• _Supplied material_
_ _ _ _

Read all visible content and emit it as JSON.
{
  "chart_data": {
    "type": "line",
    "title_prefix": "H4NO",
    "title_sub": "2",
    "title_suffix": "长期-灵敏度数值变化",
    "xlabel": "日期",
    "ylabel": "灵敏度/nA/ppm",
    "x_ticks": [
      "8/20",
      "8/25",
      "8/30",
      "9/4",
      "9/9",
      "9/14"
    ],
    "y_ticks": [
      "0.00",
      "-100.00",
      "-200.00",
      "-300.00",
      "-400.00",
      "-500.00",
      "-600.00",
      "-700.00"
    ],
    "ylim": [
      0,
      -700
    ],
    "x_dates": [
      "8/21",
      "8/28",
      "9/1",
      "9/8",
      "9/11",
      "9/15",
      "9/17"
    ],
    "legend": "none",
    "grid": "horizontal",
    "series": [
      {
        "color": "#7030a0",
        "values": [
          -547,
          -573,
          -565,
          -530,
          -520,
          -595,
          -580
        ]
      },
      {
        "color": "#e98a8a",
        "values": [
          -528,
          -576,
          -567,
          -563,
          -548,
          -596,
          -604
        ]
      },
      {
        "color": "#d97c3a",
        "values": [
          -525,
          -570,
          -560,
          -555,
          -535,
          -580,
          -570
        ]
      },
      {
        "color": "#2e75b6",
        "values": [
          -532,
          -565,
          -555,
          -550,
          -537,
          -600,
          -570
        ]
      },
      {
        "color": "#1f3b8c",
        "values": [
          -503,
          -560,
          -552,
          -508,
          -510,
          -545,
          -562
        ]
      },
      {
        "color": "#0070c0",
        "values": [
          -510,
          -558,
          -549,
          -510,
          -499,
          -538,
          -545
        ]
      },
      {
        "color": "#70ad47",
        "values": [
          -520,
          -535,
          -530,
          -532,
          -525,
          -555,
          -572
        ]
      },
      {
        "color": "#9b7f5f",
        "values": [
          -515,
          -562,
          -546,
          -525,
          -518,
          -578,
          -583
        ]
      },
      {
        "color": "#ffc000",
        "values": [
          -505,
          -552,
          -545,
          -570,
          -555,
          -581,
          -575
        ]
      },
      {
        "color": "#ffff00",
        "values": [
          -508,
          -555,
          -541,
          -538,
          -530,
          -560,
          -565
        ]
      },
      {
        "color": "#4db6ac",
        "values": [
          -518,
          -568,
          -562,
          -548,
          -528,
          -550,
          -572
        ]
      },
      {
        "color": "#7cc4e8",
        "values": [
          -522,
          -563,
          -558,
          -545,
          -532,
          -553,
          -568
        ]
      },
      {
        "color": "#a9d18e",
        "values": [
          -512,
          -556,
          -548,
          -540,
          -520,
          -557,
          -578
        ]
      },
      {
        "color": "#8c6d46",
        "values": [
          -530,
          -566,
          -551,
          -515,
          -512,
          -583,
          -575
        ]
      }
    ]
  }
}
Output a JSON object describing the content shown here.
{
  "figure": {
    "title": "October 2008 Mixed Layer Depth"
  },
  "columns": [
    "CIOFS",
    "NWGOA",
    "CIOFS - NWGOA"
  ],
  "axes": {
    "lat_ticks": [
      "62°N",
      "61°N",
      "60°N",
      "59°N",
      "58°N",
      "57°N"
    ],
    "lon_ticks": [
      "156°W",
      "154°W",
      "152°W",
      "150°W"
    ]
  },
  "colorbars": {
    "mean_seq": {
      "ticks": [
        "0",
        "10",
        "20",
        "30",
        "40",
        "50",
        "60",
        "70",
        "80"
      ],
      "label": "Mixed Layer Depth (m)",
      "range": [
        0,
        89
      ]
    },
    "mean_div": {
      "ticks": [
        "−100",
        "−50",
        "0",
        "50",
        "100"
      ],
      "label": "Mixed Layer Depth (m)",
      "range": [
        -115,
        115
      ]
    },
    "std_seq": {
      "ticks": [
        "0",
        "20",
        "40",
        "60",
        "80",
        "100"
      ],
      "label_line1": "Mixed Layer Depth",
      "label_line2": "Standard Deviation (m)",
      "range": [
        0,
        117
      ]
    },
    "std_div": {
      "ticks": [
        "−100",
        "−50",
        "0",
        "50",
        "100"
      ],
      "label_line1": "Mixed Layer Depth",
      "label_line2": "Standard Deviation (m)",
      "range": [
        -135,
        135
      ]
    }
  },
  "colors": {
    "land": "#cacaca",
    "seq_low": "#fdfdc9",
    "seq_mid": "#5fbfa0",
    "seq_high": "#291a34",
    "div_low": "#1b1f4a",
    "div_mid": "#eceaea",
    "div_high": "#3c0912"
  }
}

_ _ _ _

• _What is being asked_
Copy out the full set of records precisely, leaving nothing out.

• _Result of this exercise_
Read all visible content and emit it as JSON.
{
  "chart_data": {
    "type": "line",
    "title_prefix": "H4NO",
    "title_sub": "2",
    "title_suffix": "长期-灵敏度数值变化",
    "xlabel": "日期",
    "ylabel": "灵敏度/nA/ppm",
    "x_ticks": [
      "8/20",
      "8/25",
      "8/30",
      "9/4",
      "9/9",
      "9/14"
    ],
    "y_ticks": [
      "0.00",
      "-100.00",
      "-200.00",
      "-300.00",
      "-400.00",
      "-500.00",
      "-600.00",
      "-700.00"
    ],
    "ylim": [
      0,
      -700
    ],
    "x_dates": [
      "8/21",
      "8/28",
      "9/1",
      "9/8",
      "9/11",
      "9/15",
      "9/17"
    ],
    "legend": "none",
    "grid": "horizontal",
    "series": [
      {
        "color": "#7030a0",
        "values": [
          -547,
          -573,
          -565,
          -530,
          -520,
          -595,
          -580
        ]
      },
      {
        "color": "#e98a8a",
        "values": [
          -528,
          -576,
          -567,
          -563,
          -548,
          -596,
          -604
        ]
      },
      {
        "color": "#d97c3a",
        "values": [
          -525,
          -570,
          -560,
          -555,
          -535,
          -580,
          -570
        ]
      },
      {
        "color": "#2e75b6",
        "values": [
          -532,
          -565,
          -555,
          -550,
          -537,
          -600,
          -570
        ]
      },
      {
        "color": "#1f3b8c",
        "values": [
          -503,
          -560,
          -552,
          -508,
          -510,
          -545,
          -562
        ]
      },
      {
        "color": "#0070c0",
        "values": [
          -510,
          -558,
          -549,
          -510,
          -499,
          -538,
          -545
        ]
      },
      {
        "color": "#70ad47",
        "values": [
          -520,
          -535,
          -530,
          -532,
          -525,
          -555,
          -572
        ]
      },
      {
        "color": "#9b7f5f",
        "values": [
          -515,
          -562,
          -546,
          -525,
          -518,
          -578,
          -583
        ]
      },
      {
        "color": "#ffc000",
        "values": [
          -505,
          -552,
          -545,
          -570,
          -555,
          -581,
          -575
        ]
      },
      {
        "color": "#ffff00",
        "values": [
          -508,
          -555,
          -541,
          -538,
          -530,
          -560,
          -565
        ]
      },
      {
        "color": "#4db6ac",
        "values": [
          -518,
          -568,
          -562,
          -548,
          -528,
          -550,
          -572
        ]
      },
      {
        "color": "#7cc4e8",
        "values": [
          -522,
          -563,
          -558,
          -545,
          -532,
          -553,
          -568
        ]
      },
      {
        "color": "#a9d18e",
        "values": [
          -512,
          -556,
          -548,
          -540,
          -520,
          -557,
          -578
        ]
      },
      {
        "color": "#8c6d46",
        "values": [
          -530,
          -566,
          -551,
          -515,
          -512,
          -583,
          -575
        ]
      }
    ]
  }
}
Output a JSON object describing the content shown here.
{
  "figure": {
    "title": "October 2008 Mixed Layer Depth"
  },
  "columns": [
    "CIOFS",
    "NWGOA",
    "CIOFS - NWGOA"
  ],
  "axes": {
    "lat_ticks": [
      "62°N",
      "61°N",
      "60°N",
      "59°N",
      "58°N",
      "57°N"
    ],
    "lon_ticks": [
      "156°W",
      "154°W",
      "152°W",
      "150°W"
    ]
  },
  "colorbars": {
    "mean_seq": {
      "ticks": [
        "0",
        "10",
        "20",
        "30",
        "40",
        "50",
        "60",
        "70",
        "80"
      ],
      "label": "Mixed Layer Depth (m)",
      "range": [
        0,
        89
      ]
    },
    "mean_div": {
      "ticks": [
        "−100",
        "−50",
        "0",
        "50",
        "100"
      ],
      "label": "Mixed Layer Depth (m)",
      "range": [
        -115,
        115
      ]
    },
    "std_seq": {
      "ticks": [
        "0",
        "20",
        "40",
        "60",
        "80",
        "100"
      ],
      "label_line1": "Mixed Layer Depth",
      "label_line2": "Standard Deviation (m)",
      "range": [
        0,
        117
      ]
    },
    "std_div": {
      "ticks": [
        "−100",
        "−50",
        "0",
        "50",
        "100"
      ],
      "label_line1": "Mixed Layer Depth",
      "label_line2": "Standard Deviation (m)",
      "range": [
        -135,
        135
      ]
    }
  },
  "colors": {
    "land": "#cacaca",
    "seq_low": "#fdfdc9",
    "seq_mid": "#5fbfa0",
    "seq_high": "#291a34",
    "div_low": "#1b1f4a",
    "div_mid": "#eceaea",
    "div_high": "#3c0912"
  }
}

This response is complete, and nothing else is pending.